> _RECORDS PROVIDED_
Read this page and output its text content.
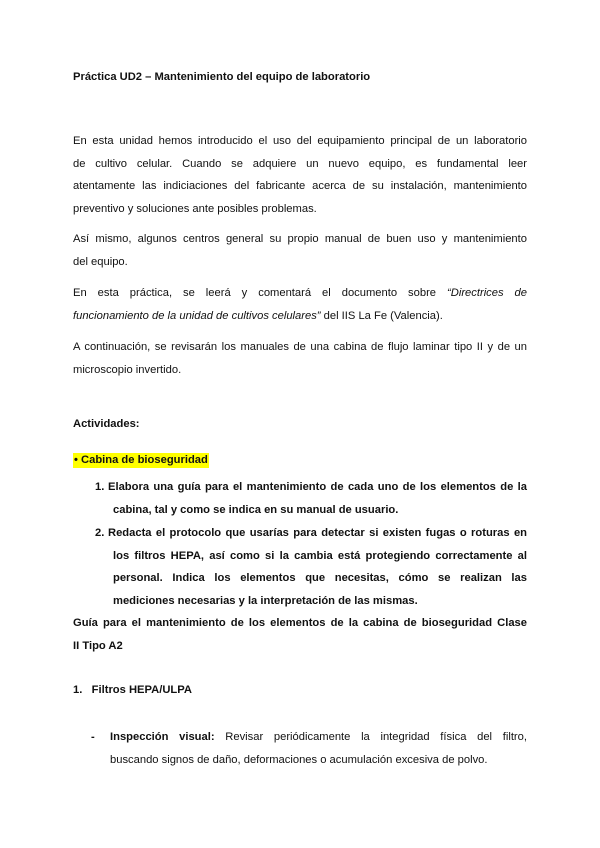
Práctica UD2 – Mantenimiento del equipo de laboratorio
En esta unidad hemos introducido el uso del equipamiento principal de un laboratorio
de cultivo celular. Cuando se adquiere un nuevo equipo, es fundamental leer
atentamente las indiciaciones del fabricante acerca de su instalación, mantenimiento
preventivo y soluciones ante posibles problemas.
Así mismo, algunos centros general su propio manual de buen uso y mantenimiento
del equipo.
En esta práctica, se leerá y comentará el documento sobre “Directrices de
funcionamiento de la unidad de cultivos celulares” del IIS La Fe (Valencia).
A continuación, se revisarán los manuales de una cabina de flujo laminar tipo II y de un
microscopio invertido.
Actividades:
• Cabina de bioseguridad
1. Elabora una guía para el mantenimiento de cada uno de los elementos de la
cabina, tal y como se indica en su manual de usuario.
2. Redacta el protocolo que usarías para detectar si existen fugas o roturas en
los filtros HEPA, así como si la cambia está protegiendo correctamente al
personal. Indica los elementos que necesitas, cómo se realizan las
mediciones necesarias y la interpretación de las mismas.
Guía para el mantenimiento de los elementos de la cabina de bioseguridad Clase
II Tipo A2
1. Filtros HEPA/ULPA
- Inspección visual: Revisar periódicamente la integridad física del filtro,
buscando signos de daño, deformaciones o acumulación excesiva de polvo.
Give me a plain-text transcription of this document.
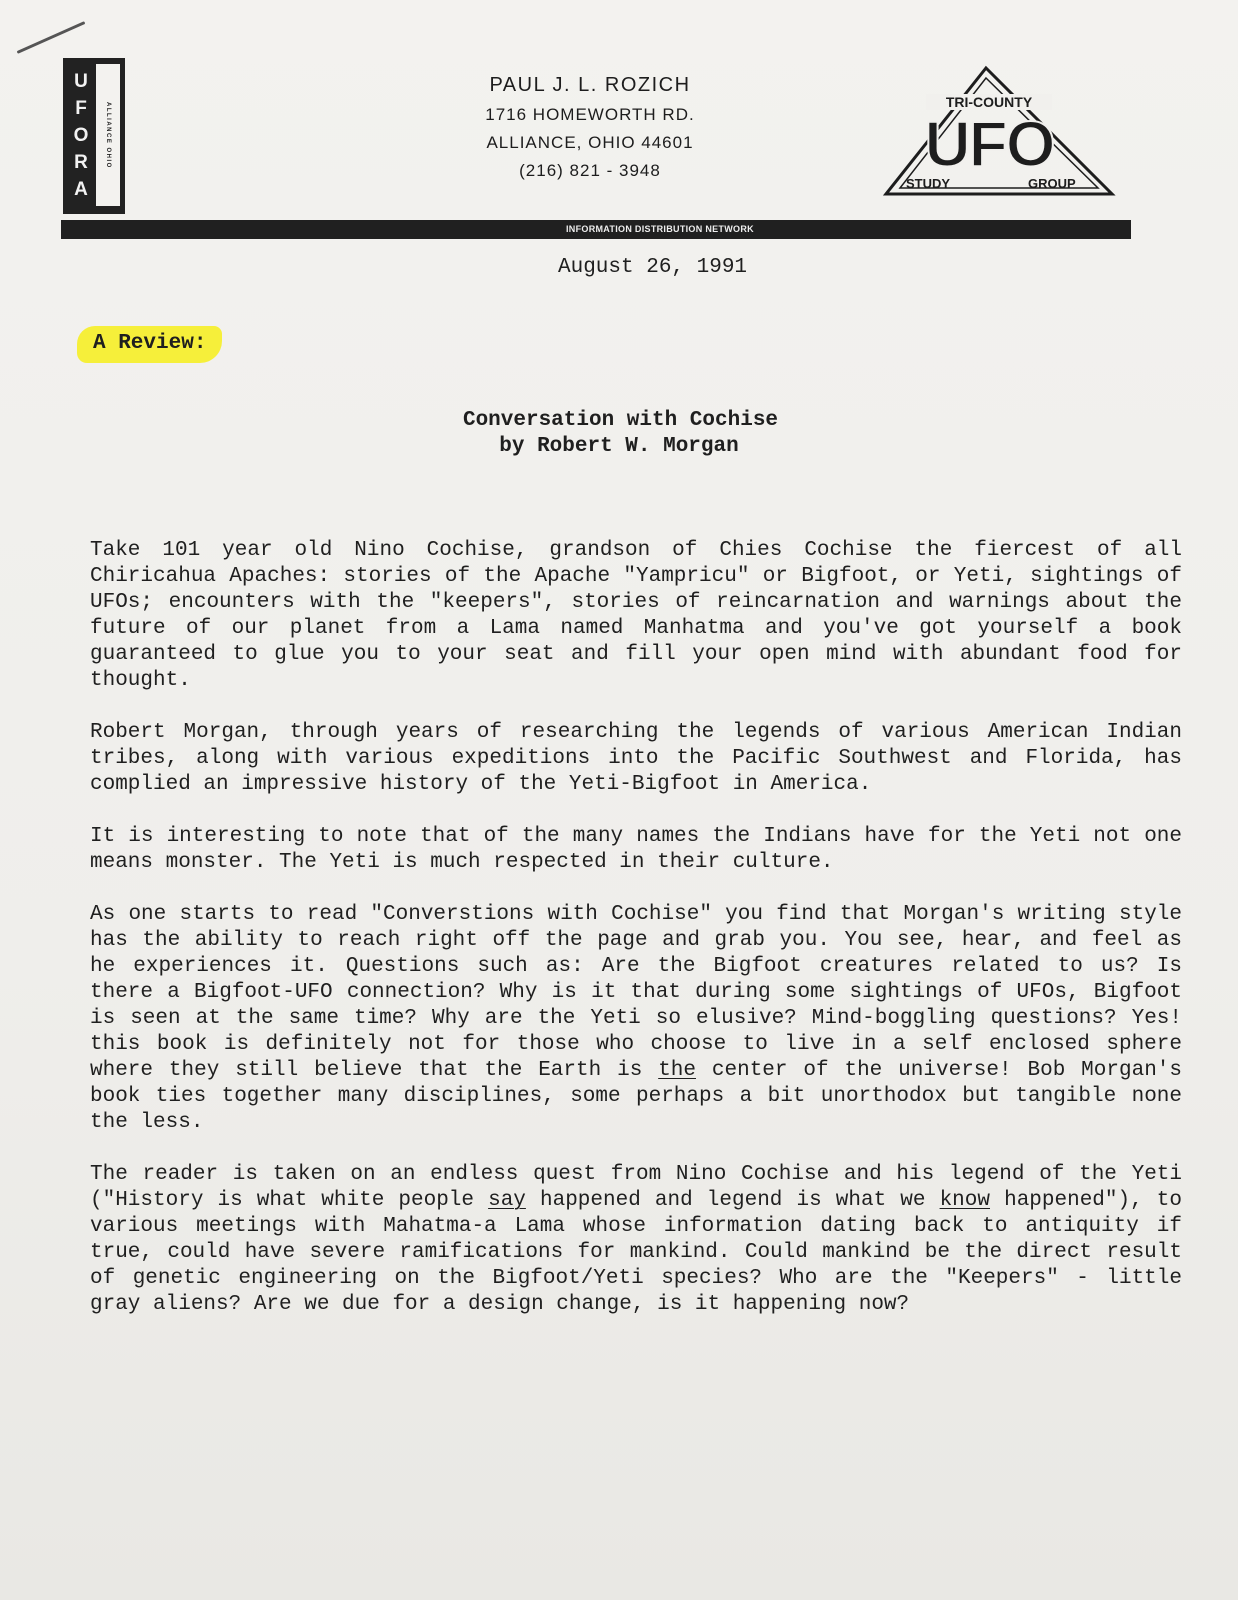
U
F
O
R
A
ALLIANCE OHIO
PAUL J. L. ROZICH
1716 HOMEWORTH RD.
ALLIANCE, OHIO 44601
(216) 821 - 3948
TRI-COUNTY
UFO
STUDY	GROUP
INFORMATION DISTRIBUTION NETWORK
August 26, 1991
A Review:
Conversation with Cochise
by Robert W. Morgan

Take 101 year old Nino Cochise, grandson of Chies Cochise the fiercest of all Chiricahua Apaches: stories of the Apache "Yampricu" or Bigfoot, or Yeti, sightings of UFOs; encounters with the "keepers", stories of reincarnation and warnings about the future of our planet from a Lama named Manhatma and you've got yourself a book guaranteed to glue you to your seat and fill your open mind with abundant food for thought.

Robert Morgan, through years of researching the legends of various American Indian tribes, along with various expeditions into the Pacific Southwest and Florida, has complied an impressive history of the Yeti-Bigfoot in America.

It is interesting to note that of the many names the Indians have for the Yeti not one means monster. The Yeti is much respected in their culture.

As one starts to read "Converstions with Cochise" you find that Morgan's writing style has the ability to reach right off the page and grab you. You see, hear, and feel as he experiences it. Questions such as: Are the Bigfoot creatures related to us? Is there a Bigfoot-UFO connection? Why is it that during some sightings of UFOs, Bigfoot is seen at the same time? Why are the Yeti so elusive? Mind-boggling questions? Yes! this book is definitely not for those who choose to live in a self enclosed sphere where they still believe that the Earth is the center of the universe! Bob Morgan's book ties together many disciplines, some perhaps a bit unorthodox but tangible none the less.

The reader is taken on an endless quest from Nino Cochise and his legend of the Yeti ("History is what white people say happened and legend is what we know happened"), to various meetings with Mahatma-a Lama whose information dating back to antiquity if true, could have severe ramifications for mankind. Could mankind be the direct result of genetic engineering on the Bigfoot/Yeti species? Who are the "Keepers" - little gray aliens? Are we due for a design change, is it happening now?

> _THE TASK_
Look for the word "Robert" in every line of the listing and copy the lines that have it.

> _OUTPUT FOR THIS TASK_
by Robert W. Morgan
Robert Morgan, through years of researching the legends of various American Indian tribes, along with various expeditions into the Pacific Southwest and Florida, has complied an impressive history of the Yeti-Bigfoot in America.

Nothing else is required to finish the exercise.